◆ Objective ◆
The entries below need to be written out exactly, with no pictures included.
─── Supplied material
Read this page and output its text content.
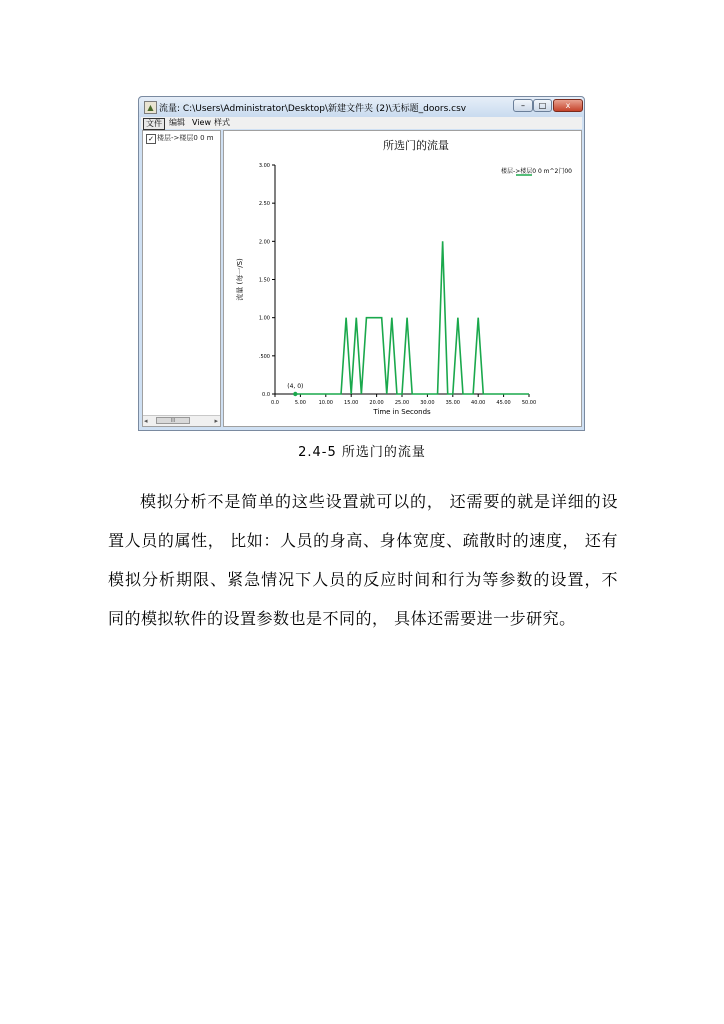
▲ 流量: C:\Users\Administrator\Desktop\新建文件夹 (2)\无标题_doors.csv	–	□	x
文件 编辑 View 样式
✓ 楼层->楼层0 0 m
◂	III	▸
所选门的流量
0.0
.500
1.00
1.50
2.00
2.50
3.00
0.0	5.00	10.00 15.00 20.00 25.00 30.00 35.00 40.00 45.00 50.00
Time in Seconds
流量 (每一/S)
楼层->楼层0 0 m^2门00
(4, 0)
2.4-5 所选门的流量
模拟分析不是简单的这些设置就可以的， 还需要的就是详细的设置人员的属性， 比如：人员的身高、身体宽度、疏散时的速度， 还有模拟分析期限、紧急情况下人员的反应时间和行为等参数的设置，不同的模拟软件的设置参数也是不同的， 具体还需要进一步研究。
──────
◆ Full output ◆
Read this page and output its text content.
▲ 流量: C:\Users\Administrator\Desktop\新建文件夹 (2)\无标题_doors.csv	–	□	x
文件 编辑 View 样式
✓ 楼层->楼层0 0 m
◂	III	▸
所选门的流量
0.0
.500
1.00
1.50
2.00
2.50
3.00
0.0	5.00	10.00 15.00 20.00 25.00 30.00 35.00 40.00 45.00 50.00
Time in Seconds
流量 (每一/S)
楼层->楼层0 0 m^2门00
(4, 0)
2.4-5 所选门的流量
模拟分析不是简单的这些设置就可以的， 还需要的就是详细的设置人员的属性， 比如：人员的身高、身体宽度、疏散时的速度， 还有模拟分析期限、紧急情况下人员的反应时间和行为等参数的设置，不同的模拟软件的设置参数也是不同的， 具体还需要进一步研究。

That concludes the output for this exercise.